START Source text

Edward Arnold Publishers Ltd was a British publishing house with its head office in London.  The firm had published books for over 100 years. It was acquired by Hodder & Stoughton in 1987 and became part of the Hodder Education group in 2001. In 2006, Hodder Arnold sold its academic journals to SAGE Publications. In 2012, Hodder Education sold its medical and higher education lines, including Arnold, to Taylor & Francis. Edward Arnold published books and journals for students, academics and professionals.

Founder
Edward Augustus Arnold was born in Truro on 15 July 1857. His  grandfather was Thomas Arnold and his uncle Matthew Arnold. He was educated at Eton and Hertford College, Oxford.

From 1883 he worked as a magazine editor for the firm of Richard Bentley and from 1887 edited Murray's Magazine for the John Murray publishing house.

He set up his own publishing business in January 1890. Trading under his own name and later as Edward Arnold & Co., he specialized in educational books, exploration, mountaineering, Egyptology, and medical and scientific texts. He published most of E. M. Forster's major works.

END Source text
START Entries provided

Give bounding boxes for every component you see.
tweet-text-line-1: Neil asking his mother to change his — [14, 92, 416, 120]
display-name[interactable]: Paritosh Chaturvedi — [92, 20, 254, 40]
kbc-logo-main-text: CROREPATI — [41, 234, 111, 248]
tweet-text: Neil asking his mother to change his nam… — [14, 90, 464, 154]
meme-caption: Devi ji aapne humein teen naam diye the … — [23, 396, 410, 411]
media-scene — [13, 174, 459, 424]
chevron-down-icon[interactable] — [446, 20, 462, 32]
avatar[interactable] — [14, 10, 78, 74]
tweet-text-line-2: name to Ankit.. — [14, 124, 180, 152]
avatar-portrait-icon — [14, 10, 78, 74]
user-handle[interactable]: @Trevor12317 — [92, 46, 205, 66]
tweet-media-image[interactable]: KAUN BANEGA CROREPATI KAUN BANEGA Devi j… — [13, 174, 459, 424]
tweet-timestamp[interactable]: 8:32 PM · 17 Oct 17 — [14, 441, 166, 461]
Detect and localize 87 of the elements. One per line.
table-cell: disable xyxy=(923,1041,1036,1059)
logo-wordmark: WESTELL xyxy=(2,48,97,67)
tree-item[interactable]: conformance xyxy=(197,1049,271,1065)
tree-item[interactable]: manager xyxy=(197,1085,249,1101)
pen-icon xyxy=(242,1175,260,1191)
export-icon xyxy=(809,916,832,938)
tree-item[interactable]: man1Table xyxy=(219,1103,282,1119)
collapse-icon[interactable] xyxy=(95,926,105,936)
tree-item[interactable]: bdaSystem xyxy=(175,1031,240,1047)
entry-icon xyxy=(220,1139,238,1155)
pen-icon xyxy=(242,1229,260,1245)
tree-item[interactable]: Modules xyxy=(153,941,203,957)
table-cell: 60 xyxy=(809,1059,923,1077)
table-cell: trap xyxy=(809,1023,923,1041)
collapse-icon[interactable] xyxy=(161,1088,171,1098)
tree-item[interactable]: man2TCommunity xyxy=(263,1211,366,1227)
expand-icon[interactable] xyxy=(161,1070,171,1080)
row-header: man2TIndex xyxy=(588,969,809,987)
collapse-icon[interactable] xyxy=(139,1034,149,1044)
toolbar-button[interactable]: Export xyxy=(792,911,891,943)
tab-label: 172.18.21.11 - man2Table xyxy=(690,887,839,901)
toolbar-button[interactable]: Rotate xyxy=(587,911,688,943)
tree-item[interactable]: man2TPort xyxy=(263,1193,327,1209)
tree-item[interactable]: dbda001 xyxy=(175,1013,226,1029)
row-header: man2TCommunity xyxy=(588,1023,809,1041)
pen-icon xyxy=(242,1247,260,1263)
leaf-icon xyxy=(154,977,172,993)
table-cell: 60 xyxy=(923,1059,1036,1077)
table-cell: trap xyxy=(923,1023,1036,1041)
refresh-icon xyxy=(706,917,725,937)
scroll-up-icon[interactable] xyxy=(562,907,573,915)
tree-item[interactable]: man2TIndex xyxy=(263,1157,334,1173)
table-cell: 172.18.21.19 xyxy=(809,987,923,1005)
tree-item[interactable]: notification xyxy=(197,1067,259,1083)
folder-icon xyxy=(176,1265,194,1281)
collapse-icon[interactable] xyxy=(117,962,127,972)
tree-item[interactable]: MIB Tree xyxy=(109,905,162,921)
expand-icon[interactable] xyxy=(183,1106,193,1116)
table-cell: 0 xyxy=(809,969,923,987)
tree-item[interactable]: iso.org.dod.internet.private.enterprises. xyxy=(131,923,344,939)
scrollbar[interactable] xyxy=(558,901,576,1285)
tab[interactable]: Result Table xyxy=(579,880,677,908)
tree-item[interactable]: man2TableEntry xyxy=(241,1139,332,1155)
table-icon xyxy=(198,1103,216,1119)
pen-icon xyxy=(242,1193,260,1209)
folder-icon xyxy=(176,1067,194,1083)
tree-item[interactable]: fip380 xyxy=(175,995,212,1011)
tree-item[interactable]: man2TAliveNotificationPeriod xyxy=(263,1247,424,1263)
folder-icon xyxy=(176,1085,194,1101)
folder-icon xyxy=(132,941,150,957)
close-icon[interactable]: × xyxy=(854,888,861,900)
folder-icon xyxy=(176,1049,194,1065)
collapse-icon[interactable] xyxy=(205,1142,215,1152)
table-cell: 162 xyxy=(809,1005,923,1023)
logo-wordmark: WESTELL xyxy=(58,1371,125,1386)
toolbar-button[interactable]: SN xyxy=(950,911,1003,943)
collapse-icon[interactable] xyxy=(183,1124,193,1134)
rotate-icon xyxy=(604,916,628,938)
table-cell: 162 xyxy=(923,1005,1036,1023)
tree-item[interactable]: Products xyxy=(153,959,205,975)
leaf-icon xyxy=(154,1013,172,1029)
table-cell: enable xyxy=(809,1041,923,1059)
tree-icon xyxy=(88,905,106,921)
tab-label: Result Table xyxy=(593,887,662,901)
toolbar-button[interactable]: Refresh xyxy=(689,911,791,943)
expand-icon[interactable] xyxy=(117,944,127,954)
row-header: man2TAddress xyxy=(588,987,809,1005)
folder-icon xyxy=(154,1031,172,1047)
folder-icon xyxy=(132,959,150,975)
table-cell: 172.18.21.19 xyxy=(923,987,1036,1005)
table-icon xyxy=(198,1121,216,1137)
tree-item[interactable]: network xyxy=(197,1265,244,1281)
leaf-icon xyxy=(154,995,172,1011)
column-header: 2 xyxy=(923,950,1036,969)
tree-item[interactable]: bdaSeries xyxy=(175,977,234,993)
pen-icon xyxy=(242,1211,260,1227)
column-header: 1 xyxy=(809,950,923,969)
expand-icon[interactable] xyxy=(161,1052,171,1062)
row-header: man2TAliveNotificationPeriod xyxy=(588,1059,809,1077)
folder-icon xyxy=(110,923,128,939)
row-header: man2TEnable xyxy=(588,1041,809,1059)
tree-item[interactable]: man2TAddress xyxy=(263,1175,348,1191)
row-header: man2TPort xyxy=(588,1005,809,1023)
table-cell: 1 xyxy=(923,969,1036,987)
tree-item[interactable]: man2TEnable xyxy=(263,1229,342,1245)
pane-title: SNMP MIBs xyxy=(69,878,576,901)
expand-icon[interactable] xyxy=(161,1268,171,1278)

END Entries provided

According to the text about Edward Arnold Publishers, in what year did Edward Augustus Arnold set up his own publishing business? These entries have no connection to the text about Edward Arnold Publishers.

- [Output for this task]:
1890